## GOAL OF THE EXERCISE
Copy each entry as it stands, leaving nothing out.

(Records from a collection of figures)
*-*-*

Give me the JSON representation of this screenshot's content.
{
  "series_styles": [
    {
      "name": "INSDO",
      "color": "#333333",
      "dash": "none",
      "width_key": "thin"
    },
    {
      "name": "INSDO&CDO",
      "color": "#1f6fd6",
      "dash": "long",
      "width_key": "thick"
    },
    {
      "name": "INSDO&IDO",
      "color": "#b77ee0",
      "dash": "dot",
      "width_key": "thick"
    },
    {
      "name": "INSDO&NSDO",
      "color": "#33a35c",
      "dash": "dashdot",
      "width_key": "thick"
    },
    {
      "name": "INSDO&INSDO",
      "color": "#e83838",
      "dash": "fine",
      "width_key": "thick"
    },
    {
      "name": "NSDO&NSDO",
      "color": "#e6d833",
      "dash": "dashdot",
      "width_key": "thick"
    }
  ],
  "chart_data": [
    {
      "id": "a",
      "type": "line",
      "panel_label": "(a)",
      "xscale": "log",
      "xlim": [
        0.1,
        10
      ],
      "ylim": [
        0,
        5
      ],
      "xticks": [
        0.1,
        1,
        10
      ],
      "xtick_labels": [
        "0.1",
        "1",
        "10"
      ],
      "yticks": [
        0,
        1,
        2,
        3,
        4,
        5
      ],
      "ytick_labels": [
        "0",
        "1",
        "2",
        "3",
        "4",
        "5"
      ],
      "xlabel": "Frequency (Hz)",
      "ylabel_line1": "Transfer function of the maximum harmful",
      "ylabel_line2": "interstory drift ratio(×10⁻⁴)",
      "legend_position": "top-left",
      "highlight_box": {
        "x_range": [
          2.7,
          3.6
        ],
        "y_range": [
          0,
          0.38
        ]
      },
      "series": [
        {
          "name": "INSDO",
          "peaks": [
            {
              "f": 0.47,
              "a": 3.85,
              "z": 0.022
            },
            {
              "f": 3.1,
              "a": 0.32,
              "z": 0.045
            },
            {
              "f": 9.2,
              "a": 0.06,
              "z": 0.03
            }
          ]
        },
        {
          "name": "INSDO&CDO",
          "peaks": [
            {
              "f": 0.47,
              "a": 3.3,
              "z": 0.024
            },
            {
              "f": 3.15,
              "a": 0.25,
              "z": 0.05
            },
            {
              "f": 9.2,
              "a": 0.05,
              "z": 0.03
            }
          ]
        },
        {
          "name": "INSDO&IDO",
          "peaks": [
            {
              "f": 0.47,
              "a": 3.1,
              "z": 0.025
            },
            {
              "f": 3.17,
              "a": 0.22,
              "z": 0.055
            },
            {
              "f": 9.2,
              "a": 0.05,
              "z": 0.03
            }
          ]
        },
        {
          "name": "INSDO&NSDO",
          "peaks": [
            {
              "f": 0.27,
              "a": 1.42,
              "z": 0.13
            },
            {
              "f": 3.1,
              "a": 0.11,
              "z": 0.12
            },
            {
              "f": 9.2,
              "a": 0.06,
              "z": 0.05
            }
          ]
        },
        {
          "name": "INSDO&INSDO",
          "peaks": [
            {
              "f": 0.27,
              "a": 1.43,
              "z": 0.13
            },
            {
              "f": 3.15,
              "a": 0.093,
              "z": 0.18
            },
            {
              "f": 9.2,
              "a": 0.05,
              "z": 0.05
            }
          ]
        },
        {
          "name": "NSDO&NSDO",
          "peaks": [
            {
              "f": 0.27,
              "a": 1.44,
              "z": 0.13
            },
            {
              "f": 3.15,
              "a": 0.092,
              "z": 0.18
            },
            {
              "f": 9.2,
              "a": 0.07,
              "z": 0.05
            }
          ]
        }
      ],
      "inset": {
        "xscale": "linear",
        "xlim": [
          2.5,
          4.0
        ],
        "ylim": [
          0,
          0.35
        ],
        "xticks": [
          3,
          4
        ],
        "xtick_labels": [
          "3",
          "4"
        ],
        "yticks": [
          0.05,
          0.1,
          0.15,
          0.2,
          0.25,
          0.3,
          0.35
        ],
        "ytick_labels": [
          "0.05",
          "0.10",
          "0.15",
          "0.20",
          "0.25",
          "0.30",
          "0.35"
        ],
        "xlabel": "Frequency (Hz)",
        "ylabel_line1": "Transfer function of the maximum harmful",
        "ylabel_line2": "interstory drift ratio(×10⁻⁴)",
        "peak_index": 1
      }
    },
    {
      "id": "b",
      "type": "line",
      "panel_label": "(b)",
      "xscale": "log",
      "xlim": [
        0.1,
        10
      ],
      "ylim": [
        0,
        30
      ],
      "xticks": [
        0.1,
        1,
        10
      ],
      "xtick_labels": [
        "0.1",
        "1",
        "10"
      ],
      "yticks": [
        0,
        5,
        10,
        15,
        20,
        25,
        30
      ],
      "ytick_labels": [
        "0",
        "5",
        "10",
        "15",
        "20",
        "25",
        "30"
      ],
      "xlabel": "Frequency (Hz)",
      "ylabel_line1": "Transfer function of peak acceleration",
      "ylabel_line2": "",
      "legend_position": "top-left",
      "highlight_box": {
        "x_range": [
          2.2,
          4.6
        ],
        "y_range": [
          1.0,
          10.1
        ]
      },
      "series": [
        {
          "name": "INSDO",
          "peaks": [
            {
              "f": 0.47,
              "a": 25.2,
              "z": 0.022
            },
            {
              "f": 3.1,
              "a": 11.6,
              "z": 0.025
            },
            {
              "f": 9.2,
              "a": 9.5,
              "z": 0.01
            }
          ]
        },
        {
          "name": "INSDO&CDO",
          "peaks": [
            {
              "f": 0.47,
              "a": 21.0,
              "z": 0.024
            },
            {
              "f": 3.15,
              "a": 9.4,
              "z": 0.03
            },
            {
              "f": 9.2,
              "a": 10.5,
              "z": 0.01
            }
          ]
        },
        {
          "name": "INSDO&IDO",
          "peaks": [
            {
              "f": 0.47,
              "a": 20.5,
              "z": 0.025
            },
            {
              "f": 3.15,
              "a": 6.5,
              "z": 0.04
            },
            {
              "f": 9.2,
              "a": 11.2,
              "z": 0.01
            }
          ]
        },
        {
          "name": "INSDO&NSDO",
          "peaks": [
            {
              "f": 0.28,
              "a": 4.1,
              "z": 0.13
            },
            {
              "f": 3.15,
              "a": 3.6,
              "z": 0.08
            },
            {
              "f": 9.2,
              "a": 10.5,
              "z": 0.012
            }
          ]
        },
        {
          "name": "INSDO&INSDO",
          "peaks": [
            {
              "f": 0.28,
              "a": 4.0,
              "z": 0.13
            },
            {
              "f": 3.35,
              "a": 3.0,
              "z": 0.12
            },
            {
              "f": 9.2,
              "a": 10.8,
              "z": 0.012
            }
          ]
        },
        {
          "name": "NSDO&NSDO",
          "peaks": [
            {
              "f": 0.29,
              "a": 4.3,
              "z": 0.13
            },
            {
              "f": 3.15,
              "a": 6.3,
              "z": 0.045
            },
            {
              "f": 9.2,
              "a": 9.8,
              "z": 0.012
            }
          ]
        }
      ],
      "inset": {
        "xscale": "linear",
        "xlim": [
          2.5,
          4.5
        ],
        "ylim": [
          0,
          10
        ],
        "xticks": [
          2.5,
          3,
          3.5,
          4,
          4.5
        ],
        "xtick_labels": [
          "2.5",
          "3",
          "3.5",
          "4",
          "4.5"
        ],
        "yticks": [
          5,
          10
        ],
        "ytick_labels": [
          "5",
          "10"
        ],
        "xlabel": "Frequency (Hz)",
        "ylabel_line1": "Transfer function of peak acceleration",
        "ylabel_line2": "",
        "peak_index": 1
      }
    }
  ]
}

*-*-*

## EXPECTED ANSWER
Give me the JSON representation of this screenshot's content.
{
  "series_styles": [
    {
      "name": "INSDO",
      "color": "#333333",
      "dash": "none",
      "width_key": "thin"
    },
    {
      "name": "INSDO&CDO",
      "color": "#1f6fd6",
      "dash": "long",
      "width_key": "thick"
    },
    {
      "name": "INSDO&IDO",
      "color": "#b77ee0",
      "dash": "dot",
      "width_key": "thick"
    },
    {
      "name": "INSDO&NSDO",
      "color": "#33a35c",
      "dash": "dashdot",
      "width_key": "thick"
    },
    {
      "name": "INSDO&INSDO",
      "color": "#e83838",
      "dash": "fine",
      "width_key": "thick"
    },
    {
      "name": "NSDO&NSDO",
      "color": "#e6d833",
      "dash": "dashdot",
      "width_key": "thick"
    }
  ],
  "chart_data": [
    {
      "id": "a",
      "type": "line",
      "panel_label": "(a)",
      "xscale": "log",
      "xlim": [
        0.1,
        10
      ],
      "ylim": [
        0,
        5
      ],
      "xticks": [
        0.1,
        1,
        10
      ],
      "xtick_labels": [
        "0.1",
        "1",
        "10"
      ],
      "yticks": [
        0,
        1,
        2,
        3,
        4,
        5
      ],
      "ytick_labels": [
        "0",
        "1",
        "2",
        "3",
        "4",
        "5"
      ],
      "xlabel": "Frequency (Hz)",
      "ylabel_line1": "Transfer function of the maximum harmful",
      "ylabel_line2": "interstory drift ratio(×10⁻⁴)",
      "legend_position": "top-left",
      "highlight_box": {
        "x_range": [
          2.7,
          3.6
        ],
        "y_range": [
          0,
          0.38
        ]
      },
      "series": [
        {
          "name": "INSDO",
          "peaks": [
            {
              "f": 0.47,
              "a": 3.85,
              "z": 0.022
            },
            {
              "f": 3.1,
              "a": 0.32,
              "z": 0.045
            },
            {
              "f": 9.2,
              "a": 0.06,
              "z": 0.03
            }
          ]
        },
        {
          "name": "INSDO&CDO",
          "peaks": [
            {
              "f": 0.47,
              "a": 3.3,
              "z": 0.024
            },
            {
              "f": 3.15,
              "a": 0.25,
              "z": 0.05
            },
            {
              "f": 9.2,
              "a": 0.05,
              "z": 0.03
            }
          ]
        },
        {
          "name": "INSDO&IDO",
          "peaks": [
            {
              "f": 0.47,
              "a": 3.1,
              "z": 0.025
            },
            {
              "f": 3.17,
              "a": 0.22,
              "z": 0.055
            },
            {
              "f": 9.2,
              "a": 0.05,
              "z": 0.03
            }
          ]
        },
        {
          "name": "INSDO&NSDO",
          "peaks": [
            {
              "f": 0.27,
              "a": 1.42,
              "z": 0.13
            },
            {
              "f": 3.1,
              "a": 0.11,
              "z": 0.12
            },
            {
              "f": 9.2,
              "a": 0.06,
              "z": 0.05
            }
          ]
        },
        {
          "name": "INSDO&INSDO",
          "peaks": [
            {
              "f": 0.27,
              "a": 1.43,
              "z": 0.13
            },
            {
              "f": 3.15,
              "a": 0.093,
              "z": 0.18
            },
            {
              "f": 9.2,
              "a": 0.05,
              "z": 0.05
            }
          ]
        },
        {
          "name": "NSDO&NSDO",
          "peaks": [
            {
              "f": 0.27,
              "a": 1.44,
              "z": 0.13
            },
            {
              "f": 3.15,
              "a": 0.092,
              "z": 0.18
            },
            {
              "f": 9.2,
              "a": 0.07,
              "z": 0.05
            }
          ]
        }
      ],
      "inset": {
        "xscale": "linear",
        "xlim": [
          2.5,
          4.0
        ],
        "ylim": [
          0,
          0.35
        ],
        "xticks": [
          3,
          4
        ],
        "xtick_labels": [
          "3",
          "4"
        ],
        "yticks": [
          0.05,
          0.1,
          0.15,
          0.2,
          0.25,
          0.3,
          0.35
        ],
        "ytick_labels": [
          "0.05",
          "0.10",
          "0.15",
          "0.20",
          "0.25",
          "0.30",
          "0.35"
        ],
        "xlabel": "Frequency (Hz)",
        "ylabel_line1": "Transfer function of the maximum harmful",
        "ylabel_line2": "interstory drift ratio(×10⁻⁴)",
        "peak_index": 1
      }
    },
    {
      "id": "b",
      "type": "line",
      "panel_label": "(b)",
      "xscale": "log",
      "xlim": [
        0.1,
        10
      ],
      "ylim": [
        0,
        30
      ],
      "xticks": [
        0.1,
        1,
        10
      ],
      "xtick_labels": [
        "0.1",
        "1",
        "10"
      ],
      "yticks": [
        0,
        5,
        10,
        15,
        20,
        25,
        30
      ],
      "ytick_labels": [
        "0",
        "5",
        "10",
        "15",
        "20",
        "25",
        "30"
      ],
      "xlabel": "Frequency (Hz)",
      "ylabel_line1": "Transfer function of peak acceleration",
      "ylabel_line2": "",
      "legend_position": "top-left",
      "highlight_box": {
        "x_range": [
          2.2,
          4.6
        ],
        "y_range": [
          1.0,
          10.1
        ]
      },
      "series": [
        {
          "name": "INSDO",
          "peaks": [
            {
              "f": 0.47,
              "a": 25.2,
              "z": 0.022
            },
            {
              "f": 3.1,
              "a": 11.6,
              "z": 0.025
            },
            {
              "f": 9.2,
              "a": 9.5,
              "z": 0.01
            }
          ]
        },
        {
          "name": "INSDO&CDO",
          "peaks": [
            {
              "f": 0.47,
              "a": 21.0,
              "z": 0.024
            },
            {
              "f": 3.15,
              "a": 9.4,
              "z": 0.03
            },
            {
              "f": 9.2,
              "a": 10.5,
              "z": 0.01
            }
          ]
        },
        {
          "name": "INSDO&IDO",
          "peaks": [
            {
              "f": 0.47,
              "a": 20.5,
              "z": 0.025
            },
            {
              "f": 3.15,
              "a": 6.5,
              "z": 0.04
            },
            {
              "f": 9.2,
              "a": 11.2,
              "z": 0.01
            }
          ]
        },
        {
          "name": "INSDO&NSDO",
          "peaks": [
            {
              "f": 0.28,
              "a": 4.1,
              "z": 0.13
            },
            {
              "f": 3.15,
              "a": 3.6,
              "z": 0.08
            },
            {
              "f": 9.2,
              "a": 10.5,
              "z": 0.012
            }
          ]
        },
        {
          "name": "INSDO&INSDO",
          "peaks": [
            {
              "f": 0.28,
              "a": 4.0,
              "z": 0.13
            },
            {
              "f": 3.35,
              "a": 3.0,
              "z": 0.12
            },
            {
              "f": 9.2,
              "a": 10.8,
              "z": 0.012
            }
          ]
        },
        {
          "name": "NSDO&NSDO",
          "peaks": [
            {
              "f": 0.29,
              "a": 4.3,
              "z": 0.13
            },
            {
              "f": 3.15,
              "a": 6.3,
              "z": 0.045
            },
            {
              "f": 9.2,
              "a": 9.8,
              "z": 0.012
            }
          ]
        }
      ],
      "inset": {
        "xscale": "linear",
        "xlim": [
          2.5,
          4.5
        ],
        "ylim": [
          0,
          10
        ],
        "xticks": [
          2.5,
          3,
          3.5,
          4,
          4.5
        ],
        "xtick_labels": [
          "2.5",
          "3",
          "3.5",
          "4",
          "4.5"
        ],
        "yticks": [
          5,
          10
        ],
        "ytick_labels": [
          "5",
          "10"
        ],
        "xlabel": "Frequency (Hz)",
        "ylabel_line1": "Transfer function of peak acceleration",
        "ylabel_line2": "",
        "peak_index": 1
      }
    }
  ]
}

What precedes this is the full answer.